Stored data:
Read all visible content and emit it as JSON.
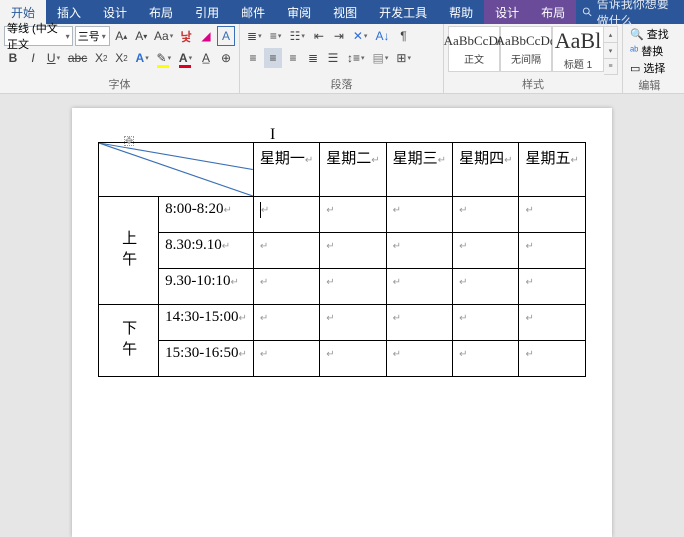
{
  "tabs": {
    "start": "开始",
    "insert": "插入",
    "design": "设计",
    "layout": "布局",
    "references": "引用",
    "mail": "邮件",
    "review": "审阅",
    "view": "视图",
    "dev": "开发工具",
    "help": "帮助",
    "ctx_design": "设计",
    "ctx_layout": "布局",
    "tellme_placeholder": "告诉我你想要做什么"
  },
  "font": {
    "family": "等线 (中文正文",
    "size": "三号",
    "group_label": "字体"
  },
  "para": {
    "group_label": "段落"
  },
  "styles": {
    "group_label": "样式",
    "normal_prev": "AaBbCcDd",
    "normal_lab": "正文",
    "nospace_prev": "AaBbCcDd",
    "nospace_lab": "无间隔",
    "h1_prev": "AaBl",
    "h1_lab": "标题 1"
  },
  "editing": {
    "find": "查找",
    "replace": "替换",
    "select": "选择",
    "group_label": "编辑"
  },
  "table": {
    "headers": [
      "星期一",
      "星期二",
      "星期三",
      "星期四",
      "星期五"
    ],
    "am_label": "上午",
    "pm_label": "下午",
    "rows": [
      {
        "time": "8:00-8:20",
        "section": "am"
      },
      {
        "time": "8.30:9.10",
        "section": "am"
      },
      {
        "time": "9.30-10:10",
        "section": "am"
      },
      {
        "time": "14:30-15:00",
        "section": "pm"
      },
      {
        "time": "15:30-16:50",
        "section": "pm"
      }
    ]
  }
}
* * *
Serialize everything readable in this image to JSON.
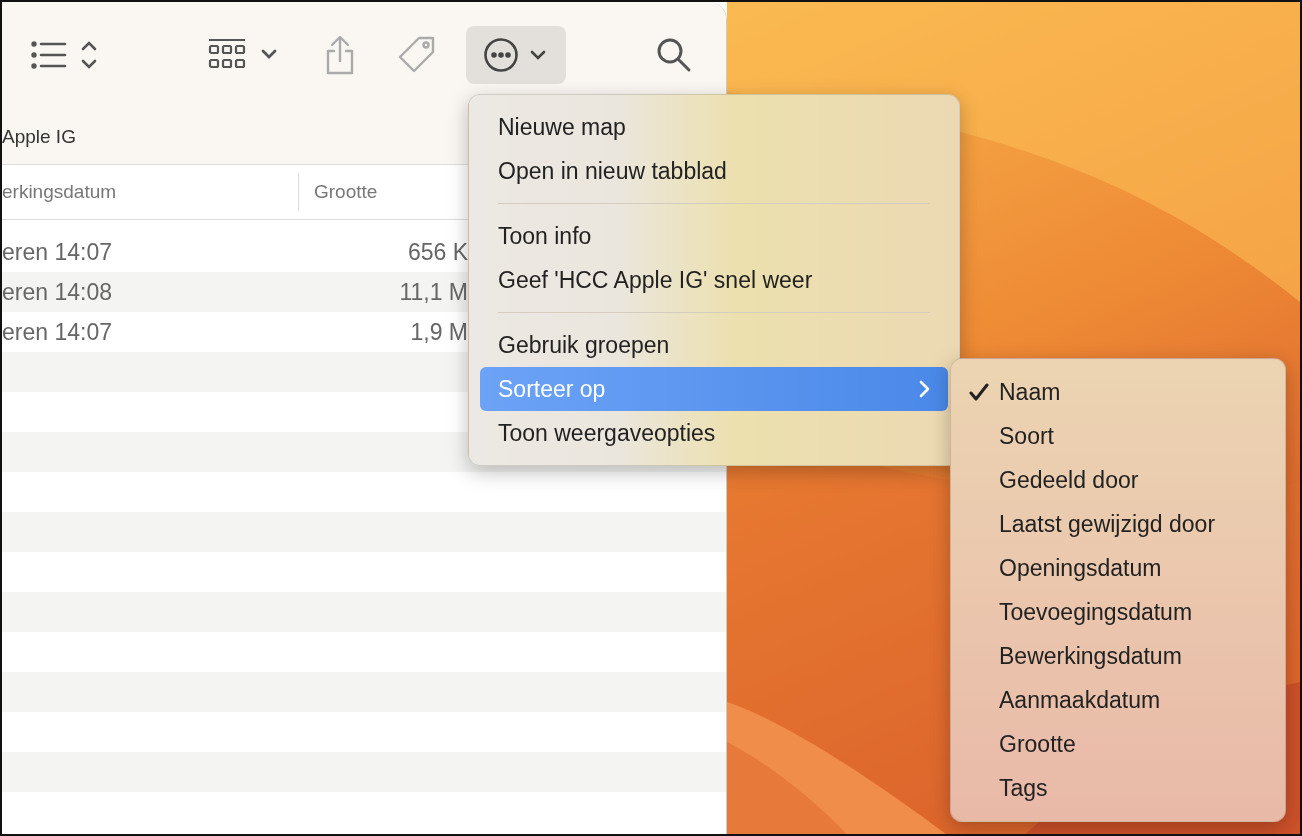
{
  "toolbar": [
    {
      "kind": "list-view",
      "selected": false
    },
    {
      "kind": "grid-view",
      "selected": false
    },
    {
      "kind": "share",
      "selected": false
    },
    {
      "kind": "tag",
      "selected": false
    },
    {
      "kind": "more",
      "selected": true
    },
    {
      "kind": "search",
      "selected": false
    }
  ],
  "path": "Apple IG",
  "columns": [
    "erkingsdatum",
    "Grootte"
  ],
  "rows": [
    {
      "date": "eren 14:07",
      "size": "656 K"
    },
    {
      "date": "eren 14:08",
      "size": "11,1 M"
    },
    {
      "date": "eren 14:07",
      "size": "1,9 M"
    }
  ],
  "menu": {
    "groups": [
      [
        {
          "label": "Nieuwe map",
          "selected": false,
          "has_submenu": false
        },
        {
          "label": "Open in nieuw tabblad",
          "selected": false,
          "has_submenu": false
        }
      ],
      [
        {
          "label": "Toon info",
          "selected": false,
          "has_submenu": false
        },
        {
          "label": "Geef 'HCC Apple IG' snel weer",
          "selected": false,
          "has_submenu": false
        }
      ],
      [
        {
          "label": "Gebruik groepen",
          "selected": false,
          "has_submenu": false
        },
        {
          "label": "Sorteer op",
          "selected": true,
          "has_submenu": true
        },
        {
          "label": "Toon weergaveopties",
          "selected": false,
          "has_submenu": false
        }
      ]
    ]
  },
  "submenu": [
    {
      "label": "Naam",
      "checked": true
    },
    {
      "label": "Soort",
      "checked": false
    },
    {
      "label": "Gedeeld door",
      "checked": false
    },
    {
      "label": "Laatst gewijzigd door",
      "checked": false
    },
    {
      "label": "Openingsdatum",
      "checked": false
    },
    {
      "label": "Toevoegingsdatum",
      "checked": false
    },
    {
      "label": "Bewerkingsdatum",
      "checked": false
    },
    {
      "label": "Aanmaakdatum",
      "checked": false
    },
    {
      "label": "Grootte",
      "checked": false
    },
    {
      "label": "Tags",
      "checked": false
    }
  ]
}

Your instructions: Report how many lines hold the string "door", giving the number and nothing else.

Response for this exercise: 2